*Exercise*. In the listing below, identify each line with the word "labels" and return those lines.

*Stored records*.
____________________

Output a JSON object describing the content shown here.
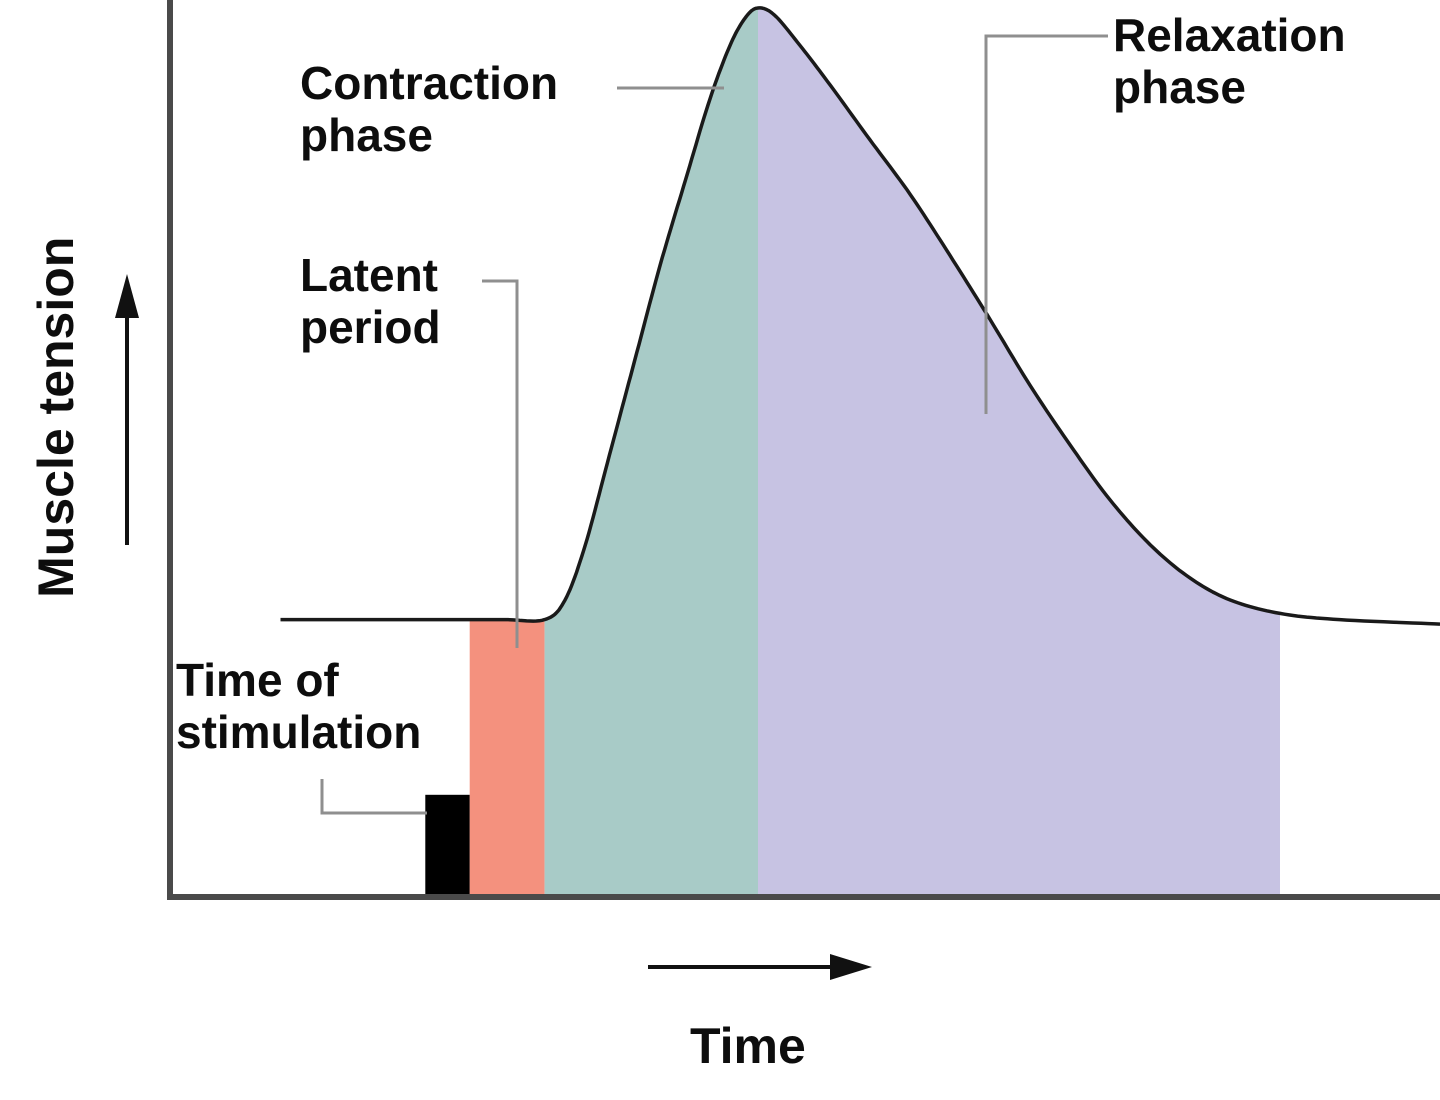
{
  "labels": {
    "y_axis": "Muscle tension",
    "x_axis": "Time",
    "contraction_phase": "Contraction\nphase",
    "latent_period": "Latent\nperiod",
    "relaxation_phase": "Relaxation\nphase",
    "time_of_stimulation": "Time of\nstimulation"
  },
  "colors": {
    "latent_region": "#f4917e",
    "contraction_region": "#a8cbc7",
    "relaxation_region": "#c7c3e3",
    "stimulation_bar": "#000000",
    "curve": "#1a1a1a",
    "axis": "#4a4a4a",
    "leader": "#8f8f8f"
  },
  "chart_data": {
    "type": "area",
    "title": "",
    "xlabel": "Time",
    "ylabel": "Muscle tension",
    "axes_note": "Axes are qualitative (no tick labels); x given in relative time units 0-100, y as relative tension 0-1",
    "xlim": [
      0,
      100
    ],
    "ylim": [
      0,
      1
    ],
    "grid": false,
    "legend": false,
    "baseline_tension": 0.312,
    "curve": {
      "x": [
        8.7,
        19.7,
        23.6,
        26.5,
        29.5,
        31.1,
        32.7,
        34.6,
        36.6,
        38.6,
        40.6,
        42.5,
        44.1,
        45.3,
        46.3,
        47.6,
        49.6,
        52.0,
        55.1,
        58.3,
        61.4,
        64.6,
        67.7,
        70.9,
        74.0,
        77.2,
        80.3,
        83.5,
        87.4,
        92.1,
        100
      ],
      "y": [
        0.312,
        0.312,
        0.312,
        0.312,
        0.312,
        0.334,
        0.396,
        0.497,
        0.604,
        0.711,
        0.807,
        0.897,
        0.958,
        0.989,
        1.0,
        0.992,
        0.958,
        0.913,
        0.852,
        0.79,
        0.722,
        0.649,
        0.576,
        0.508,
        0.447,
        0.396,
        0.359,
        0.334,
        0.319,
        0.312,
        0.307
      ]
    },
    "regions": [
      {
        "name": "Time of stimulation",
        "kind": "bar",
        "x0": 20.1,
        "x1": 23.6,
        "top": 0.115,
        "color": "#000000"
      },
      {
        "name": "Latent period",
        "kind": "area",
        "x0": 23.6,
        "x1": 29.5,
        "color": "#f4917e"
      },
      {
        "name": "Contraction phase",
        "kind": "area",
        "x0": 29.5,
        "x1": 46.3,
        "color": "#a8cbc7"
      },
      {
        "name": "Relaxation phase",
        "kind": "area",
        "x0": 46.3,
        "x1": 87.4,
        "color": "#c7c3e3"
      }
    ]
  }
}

____________________

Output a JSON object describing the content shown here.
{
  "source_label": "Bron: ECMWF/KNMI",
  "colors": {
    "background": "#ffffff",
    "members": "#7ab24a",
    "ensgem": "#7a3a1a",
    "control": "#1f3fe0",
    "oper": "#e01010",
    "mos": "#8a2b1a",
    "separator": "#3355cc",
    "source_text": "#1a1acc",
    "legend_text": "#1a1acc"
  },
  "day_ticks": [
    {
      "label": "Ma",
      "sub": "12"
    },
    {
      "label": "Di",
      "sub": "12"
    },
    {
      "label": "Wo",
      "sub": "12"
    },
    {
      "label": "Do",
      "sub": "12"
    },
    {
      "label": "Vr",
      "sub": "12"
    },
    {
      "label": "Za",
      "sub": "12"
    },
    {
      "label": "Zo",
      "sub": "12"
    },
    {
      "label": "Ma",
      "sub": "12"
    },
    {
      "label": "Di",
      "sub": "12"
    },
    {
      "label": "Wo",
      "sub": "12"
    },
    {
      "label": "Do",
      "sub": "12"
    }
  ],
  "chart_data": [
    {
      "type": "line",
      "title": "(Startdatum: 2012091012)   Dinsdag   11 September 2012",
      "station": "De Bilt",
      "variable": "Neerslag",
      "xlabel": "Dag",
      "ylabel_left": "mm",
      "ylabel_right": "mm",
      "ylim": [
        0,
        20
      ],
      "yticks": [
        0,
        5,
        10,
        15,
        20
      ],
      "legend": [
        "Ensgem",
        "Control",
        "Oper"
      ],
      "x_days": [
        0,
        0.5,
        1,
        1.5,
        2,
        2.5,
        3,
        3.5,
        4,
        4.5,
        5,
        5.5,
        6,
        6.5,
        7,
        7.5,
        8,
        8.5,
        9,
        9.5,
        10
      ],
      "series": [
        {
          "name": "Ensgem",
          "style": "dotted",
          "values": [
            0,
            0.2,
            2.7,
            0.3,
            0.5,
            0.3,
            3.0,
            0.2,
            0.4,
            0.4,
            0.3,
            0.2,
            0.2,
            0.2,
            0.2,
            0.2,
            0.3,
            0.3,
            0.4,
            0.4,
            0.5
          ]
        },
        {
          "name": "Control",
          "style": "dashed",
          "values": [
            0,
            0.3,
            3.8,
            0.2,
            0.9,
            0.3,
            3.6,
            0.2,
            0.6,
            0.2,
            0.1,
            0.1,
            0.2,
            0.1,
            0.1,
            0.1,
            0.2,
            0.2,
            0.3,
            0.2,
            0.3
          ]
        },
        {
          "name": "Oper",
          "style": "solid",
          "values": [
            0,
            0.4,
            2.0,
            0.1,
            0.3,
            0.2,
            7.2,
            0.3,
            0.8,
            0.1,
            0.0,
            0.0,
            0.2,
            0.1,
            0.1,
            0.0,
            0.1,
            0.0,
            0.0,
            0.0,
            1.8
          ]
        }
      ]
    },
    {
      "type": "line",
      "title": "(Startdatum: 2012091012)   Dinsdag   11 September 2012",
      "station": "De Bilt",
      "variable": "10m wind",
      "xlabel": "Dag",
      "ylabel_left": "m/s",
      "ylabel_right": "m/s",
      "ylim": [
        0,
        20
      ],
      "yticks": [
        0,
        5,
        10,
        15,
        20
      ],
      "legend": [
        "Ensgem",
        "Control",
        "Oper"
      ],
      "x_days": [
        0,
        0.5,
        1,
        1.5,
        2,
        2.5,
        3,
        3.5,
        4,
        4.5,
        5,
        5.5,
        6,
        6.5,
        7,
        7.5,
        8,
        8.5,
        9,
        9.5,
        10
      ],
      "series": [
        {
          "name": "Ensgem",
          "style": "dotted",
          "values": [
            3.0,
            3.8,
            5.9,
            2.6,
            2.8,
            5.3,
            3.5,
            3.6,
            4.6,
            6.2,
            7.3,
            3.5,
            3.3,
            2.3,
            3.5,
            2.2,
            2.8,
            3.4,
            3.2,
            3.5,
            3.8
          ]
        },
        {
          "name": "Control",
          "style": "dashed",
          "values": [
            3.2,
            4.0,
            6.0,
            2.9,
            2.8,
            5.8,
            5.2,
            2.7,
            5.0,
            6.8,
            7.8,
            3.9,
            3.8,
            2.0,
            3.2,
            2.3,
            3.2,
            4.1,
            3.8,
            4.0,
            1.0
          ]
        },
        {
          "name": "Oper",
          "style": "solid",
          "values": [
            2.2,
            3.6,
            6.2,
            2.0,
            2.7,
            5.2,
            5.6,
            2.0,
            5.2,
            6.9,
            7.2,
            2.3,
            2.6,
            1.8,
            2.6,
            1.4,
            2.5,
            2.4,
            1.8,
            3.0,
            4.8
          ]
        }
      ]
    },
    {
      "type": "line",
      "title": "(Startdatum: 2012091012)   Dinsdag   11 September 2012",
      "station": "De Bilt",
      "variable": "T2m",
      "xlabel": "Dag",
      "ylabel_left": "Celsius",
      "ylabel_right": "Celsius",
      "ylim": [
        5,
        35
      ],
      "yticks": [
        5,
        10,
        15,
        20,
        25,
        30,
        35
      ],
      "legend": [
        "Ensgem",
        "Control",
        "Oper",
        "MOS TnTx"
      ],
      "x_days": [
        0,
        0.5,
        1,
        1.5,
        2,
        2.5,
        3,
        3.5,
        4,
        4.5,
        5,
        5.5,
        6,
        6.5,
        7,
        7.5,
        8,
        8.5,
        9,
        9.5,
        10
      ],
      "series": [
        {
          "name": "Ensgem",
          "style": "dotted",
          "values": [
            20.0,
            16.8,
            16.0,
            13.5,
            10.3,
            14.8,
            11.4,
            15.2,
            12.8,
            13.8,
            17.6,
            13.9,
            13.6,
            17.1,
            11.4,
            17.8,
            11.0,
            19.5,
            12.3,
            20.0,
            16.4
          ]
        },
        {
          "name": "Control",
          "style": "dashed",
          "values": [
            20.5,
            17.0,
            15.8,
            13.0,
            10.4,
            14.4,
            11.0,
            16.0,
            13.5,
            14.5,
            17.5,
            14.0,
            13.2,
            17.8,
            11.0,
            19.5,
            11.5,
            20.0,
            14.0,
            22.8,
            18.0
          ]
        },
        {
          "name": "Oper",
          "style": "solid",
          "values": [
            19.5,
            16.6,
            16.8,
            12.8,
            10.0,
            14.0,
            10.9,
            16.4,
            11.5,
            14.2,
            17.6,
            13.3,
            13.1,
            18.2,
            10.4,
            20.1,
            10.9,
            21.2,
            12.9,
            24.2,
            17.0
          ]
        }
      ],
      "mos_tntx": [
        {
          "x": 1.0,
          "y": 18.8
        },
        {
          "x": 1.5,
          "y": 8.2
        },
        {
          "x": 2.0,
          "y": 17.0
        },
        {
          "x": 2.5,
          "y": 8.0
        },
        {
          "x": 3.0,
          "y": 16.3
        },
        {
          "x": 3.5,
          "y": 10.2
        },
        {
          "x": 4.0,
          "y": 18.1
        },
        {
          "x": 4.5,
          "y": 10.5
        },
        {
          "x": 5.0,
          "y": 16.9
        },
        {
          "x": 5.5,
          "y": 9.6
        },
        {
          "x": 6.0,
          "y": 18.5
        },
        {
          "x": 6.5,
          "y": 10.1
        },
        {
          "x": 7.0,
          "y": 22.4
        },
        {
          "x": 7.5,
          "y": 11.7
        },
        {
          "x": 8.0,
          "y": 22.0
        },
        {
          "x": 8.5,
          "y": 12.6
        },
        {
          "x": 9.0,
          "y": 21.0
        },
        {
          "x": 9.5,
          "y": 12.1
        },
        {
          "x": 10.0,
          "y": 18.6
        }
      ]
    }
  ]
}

____________________

*Correct output*.
  "labels": {
    "axes_note": "Axes are qualitative (no tick labels); x given in relative time units 0-100, y as relative tension 0-1",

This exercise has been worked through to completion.